▶ [WORK TO BE COMPLETED]
Print the entries in full, word for word, but not the pictures.
>> BEGIN DATA PROVIDED
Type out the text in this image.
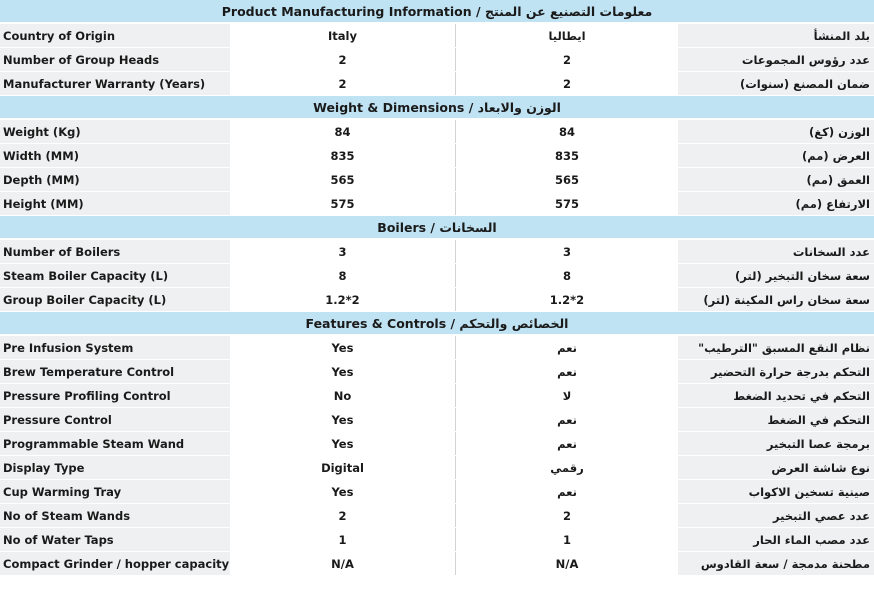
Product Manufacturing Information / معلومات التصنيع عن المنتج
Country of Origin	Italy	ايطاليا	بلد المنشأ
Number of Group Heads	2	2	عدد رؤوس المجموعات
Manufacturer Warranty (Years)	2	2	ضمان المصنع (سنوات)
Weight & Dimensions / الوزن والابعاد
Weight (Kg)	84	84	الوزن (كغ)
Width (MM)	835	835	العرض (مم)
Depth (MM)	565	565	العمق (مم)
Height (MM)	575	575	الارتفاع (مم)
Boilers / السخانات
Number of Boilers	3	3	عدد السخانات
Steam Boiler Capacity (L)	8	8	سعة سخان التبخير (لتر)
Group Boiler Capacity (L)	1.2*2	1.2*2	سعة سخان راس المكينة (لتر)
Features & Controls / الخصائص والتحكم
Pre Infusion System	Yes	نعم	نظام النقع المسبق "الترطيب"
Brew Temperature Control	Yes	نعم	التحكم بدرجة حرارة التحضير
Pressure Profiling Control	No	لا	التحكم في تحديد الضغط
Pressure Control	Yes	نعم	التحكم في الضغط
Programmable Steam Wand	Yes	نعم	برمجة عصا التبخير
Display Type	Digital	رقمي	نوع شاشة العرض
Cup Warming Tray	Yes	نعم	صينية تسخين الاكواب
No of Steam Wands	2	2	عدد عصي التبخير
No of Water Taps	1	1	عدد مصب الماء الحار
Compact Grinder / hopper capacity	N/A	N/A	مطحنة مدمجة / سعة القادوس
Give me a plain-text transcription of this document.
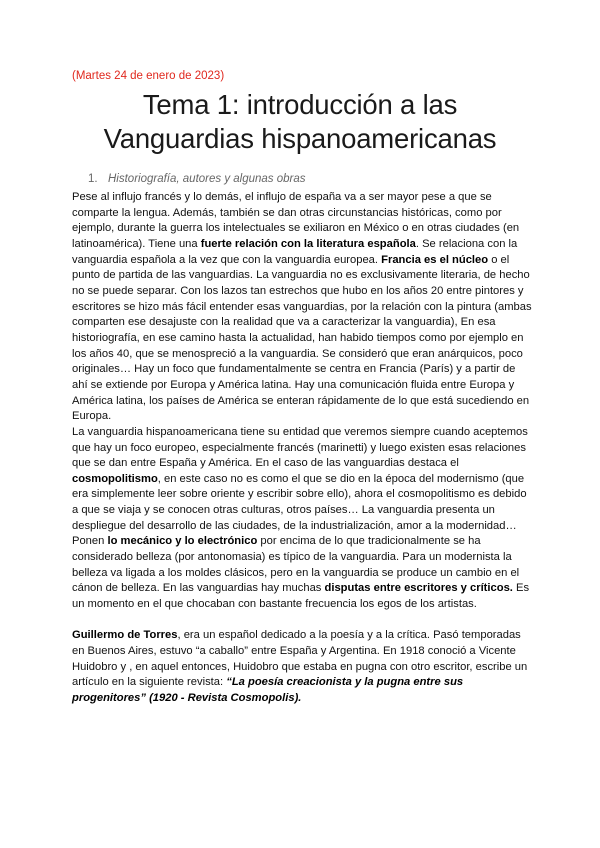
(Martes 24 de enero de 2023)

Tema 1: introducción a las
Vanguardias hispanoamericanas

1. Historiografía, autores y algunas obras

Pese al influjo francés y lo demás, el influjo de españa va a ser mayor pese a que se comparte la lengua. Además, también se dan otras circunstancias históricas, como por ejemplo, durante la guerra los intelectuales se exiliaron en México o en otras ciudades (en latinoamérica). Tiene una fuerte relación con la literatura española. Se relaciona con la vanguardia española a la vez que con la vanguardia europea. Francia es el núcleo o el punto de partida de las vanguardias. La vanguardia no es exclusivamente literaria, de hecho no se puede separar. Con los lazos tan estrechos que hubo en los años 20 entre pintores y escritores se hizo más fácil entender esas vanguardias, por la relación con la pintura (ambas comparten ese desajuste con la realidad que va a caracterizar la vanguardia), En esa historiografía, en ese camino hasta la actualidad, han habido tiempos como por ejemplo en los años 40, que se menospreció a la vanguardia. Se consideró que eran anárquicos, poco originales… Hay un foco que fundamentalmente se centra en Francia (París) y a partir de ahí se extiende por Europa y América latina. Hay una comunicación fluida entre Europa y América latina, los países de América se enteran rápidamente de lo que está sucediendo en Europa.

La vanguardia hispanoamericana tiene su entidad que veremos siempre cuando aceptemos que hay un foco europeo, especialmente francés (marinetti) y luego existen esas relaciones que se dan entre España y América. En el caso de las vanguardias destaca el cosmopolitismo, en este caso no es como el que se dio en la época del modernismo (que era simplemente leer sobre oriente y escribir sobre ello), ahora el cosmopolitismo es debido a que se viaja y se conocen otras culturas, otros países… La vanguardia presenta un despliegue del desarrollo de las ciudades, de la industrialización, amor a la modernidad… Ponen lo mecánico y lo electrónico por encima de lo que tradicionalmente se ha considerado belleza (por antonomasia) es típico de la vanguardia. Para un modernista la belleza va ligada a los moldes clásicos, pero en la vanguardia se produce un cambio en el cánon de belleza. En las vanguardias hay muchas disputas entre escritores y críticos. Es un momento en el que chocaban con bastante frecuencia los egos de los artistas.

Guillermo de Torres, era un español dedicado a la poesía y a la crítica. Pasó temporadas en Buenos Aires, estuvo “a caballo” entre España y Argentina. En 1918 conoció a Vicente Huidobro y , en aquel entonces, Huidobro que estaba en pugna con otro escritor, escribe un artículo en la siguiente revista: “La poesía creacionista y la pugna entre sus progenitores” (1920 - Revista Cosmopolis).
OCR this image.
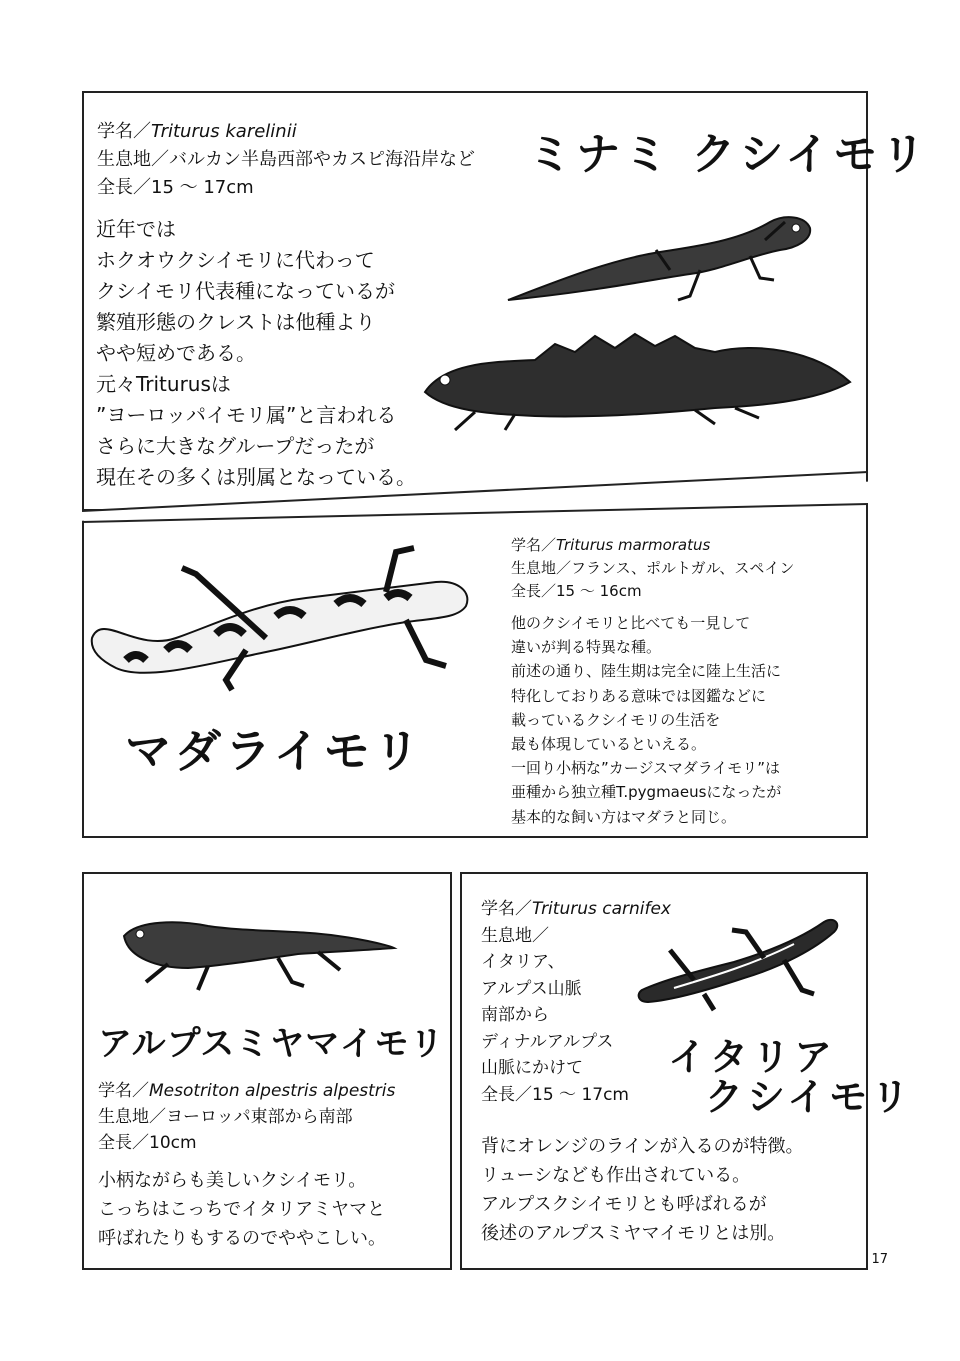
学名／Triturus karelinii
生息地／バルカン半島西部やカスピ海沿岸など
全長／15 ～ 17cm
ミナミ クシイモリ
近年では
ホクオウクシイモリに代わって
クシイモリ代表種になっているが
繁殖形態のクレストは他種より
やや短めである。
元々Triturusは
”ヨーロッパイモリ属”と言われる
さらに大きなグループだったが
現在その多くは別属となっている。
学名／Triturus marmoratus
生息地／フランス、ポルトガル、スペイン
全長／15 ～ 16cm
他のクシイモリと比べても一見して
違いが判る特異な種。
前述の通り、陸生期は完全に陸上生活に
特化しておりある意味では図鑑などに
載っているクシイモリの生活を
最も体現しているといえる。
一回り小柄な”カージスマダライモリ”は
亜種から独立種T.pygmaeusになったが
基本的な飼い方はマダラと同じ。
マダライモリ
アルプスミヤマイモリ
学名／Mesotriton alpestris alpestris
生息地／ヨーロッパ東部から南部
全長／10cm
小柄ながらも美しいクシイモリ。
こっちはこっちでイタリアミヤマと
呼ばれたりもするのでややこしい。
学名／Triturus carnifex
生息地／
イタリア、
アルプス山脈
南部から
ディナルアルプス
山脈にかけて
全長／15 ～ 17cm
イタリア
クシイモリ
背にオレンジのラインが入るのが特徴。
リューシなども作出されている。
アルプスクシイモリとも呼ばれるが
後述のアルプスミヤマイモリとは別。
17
>> END DATA PROVIDED
▶ [TASK OUTPUT]
Type out the text in this image.
Product Manufacturing Information / معلومات التصنيع عن المنتج
Country of Origin	Italy	ايطاليا	بلد المنشأ
Number of Group Heads	2	2	عدد رؤوس المجموعات
Manufacturer Warranty (Years)	2	2	ضمان المصنع (سنوات)
Weight & Dimensions / الوزن والابعاد
Weight (Kg)	84	84	الوزن (كغ)
Width (MM)	835	835	العرض (مم)
Depth (MM)	565	565	العمق (مم)
Height (MM)	575	575	الارتفاع (مم)
Boilers / السخانات
Number of Boilers	3	3	عدد السخانات
Steam Boiler Capacity (L)	8	8	سعة سخان التبخير (لتر)
Group Boiler Capacity (L)	1.2*2	1.2*2	سعة سخان راس المكينة (لتر)
Features & Controls / الخصائص والتحكم
Pre Infusion System	Yes	نعم	نظام النقع المسبق "الترطيب"
Brew Temperature Control	Yes	نعم	التحكم بدرجة حرارة التحضير
Pressure Profiling Control	No	لا	التحكم في تحديد الضغط
Pressure Control	Yes	نعم	التحكم في الضغط
Programmable Steam Wand	Yes	نعم	برمجة عصا التبخير
Display Type	Digital	رقمي	نوع شاشة العرض
Cup Warming Tray	Yes	نعم	صينية تسخين الاكواب
No of Steam Wands	2	2	عدد عصي التبخير
No of Water Taps	1	1	عدد مصب الماء الحار
Compact Grinder / hopper capacity	N/A	N/A	مطحنة مدمجة / سعة القادوس
Give me a plain-text transcription of this document.
(Martes 24 de enero de 2023)

Tema 1: introducción a las
Vanguardias hispanoamericanas

1. Historiografía, autores y algunas obras

Pese al influjo francés y lo demás, el influjo de españa va a ser mayor pese a que se comparte la lengua. Además, también se dan otras circunstancias históricas, como por ejemplo, durante la guerra los intelectuales se exiliaron en México o en otras ciudades (en latinoamérica). Tiene una fuerte relación con la literatura española. Se relaciona con la vanguardia española a la vez que con la vanguardia europea. Francia es el núcleo o el punto de partida de las vanguardias. La vanguardia no es exclusivamente literaria, de hecho no se puede separar. Con los lazos tan estrechos que hubo en los años 20 entre pintores y escritores se hizo más fácil entender esas vanguardias, por la relación con la pintura (ambas comparten ese desajuste con la realidad que va a caracterizar la vanguardia), En esa historiografía, en ese camino hasta la actualidad, han habido tiempos como por ejemplo en los años 40, que se menospreció a la vanguardia. Se consideró que eran anárquicos, poco originales… Hay un foco que fundamentalmente se centra en Francia (París) y a partir de ahí se extiende por Europa y América latina. Hay una comunicación fluida entre Europa y América latina, los países de América se enteran rápidamente de lo que está sucediendo en Europa.

La vanguardia hispanoamericana tiene su entidad que veremos siempre cuando aceptemos que hay un foco europeo, especialmente francés (marinetti) y luego existen esas relaciones que se dan entre España y América. En el caso de las vanguardias destaca el cosmopolitismo, en este caso no es como el que se dio en la época del modernismo (que era simplemente leer sobre oriente y escribir sobre ello), ahora el cosmopolitismo es debido a que se viaja y se conocen otras culturas, otros países… La vanguardia presenta un despliegue del desarrollo de las ciudades, de la industrialización, amor a la modernidad… Ponen lo mecánico y lo electrónico por encima de lo que tradicionalmente se ha considerado belleza (por antonomasia) es típico de la vanguardia. Para un modernista la belleza va ligada a los moldes clásicos, pero en la vanguardia se produce un cambio en el cánon de belleza. En las vanguardias hay muchas disputas entre escritores y críticos. Es un momento en el que chocaban con bastante frecuencia los egos de los artistas.

Guillermo de Torres, era un español dedicado a la poesía y a la crítica. Pasó temporadas en Buenos Aires, estuvo “a caballo” entre España y Argentina. En 1918 conoció a Vicente Huidobro y , en aquel entonces, Huidobro que estaba en pugna con otro escritor, escribe un artículo en la siguiente revista: “La poesía creacionista y la pugna entre sus progenitores” (1920 - Revista Cosmopolis).
OCR this image.
学名／Triturus karelinii
生息地／バルカン半島西部やカスピ海沿岸など
全長／15 ～ 17cm
ミナミ クシイモリ
近年では
ホクオウクシイモリに代わって
クシイモリ代表種になっているが
繁殖形態のクレストは他種より
やや短めである。
元々Triturusは
”ヨーロッパイモリ属”と言われる
さらに大きなグループだったが
現在その多くは別属となっている。
学名／Triturus marmoratus
生息地／フランス、ポルトガル、スペイン
全長／15 ～ 16cm
他のクシイモリと比べても一見して
違いが判る特異な種。
前述の通り、陸生期は完全に陸上生活に
特化しておりある意味では図鑑などに
載っているクシイモリの生活を
最も体現しているといえる。
一回り小柄な”カージスマダライモリ”は
亜種から独立種T.pygmaeusになったが
基本的な飼い方はマダラと同じ。
マダライモリ
アルプスミヤマイモリ
学名／Mesotriton alpestris alpestris
生息地／ヨーロッパ東部から南部
全長／10cm
小柄ながらも美しいクシイモリ。
こっちはこっちでイタリアミヤマと
呼ばれたりもするのでややこしい。
学名／Triturus carnifex
生息地／
イタリア、
アルプス山脈
南部から
ディナルアルプス
山脈にかけて
全長／15 ～ 17cm
イタリア
クシイモリ
背にオレンジのラインが入るのが特徴。
リューシなども作出されている。
アルプスクシイモリとも呼ばれるが
後述のアルプスミヤマイモリとは別。
17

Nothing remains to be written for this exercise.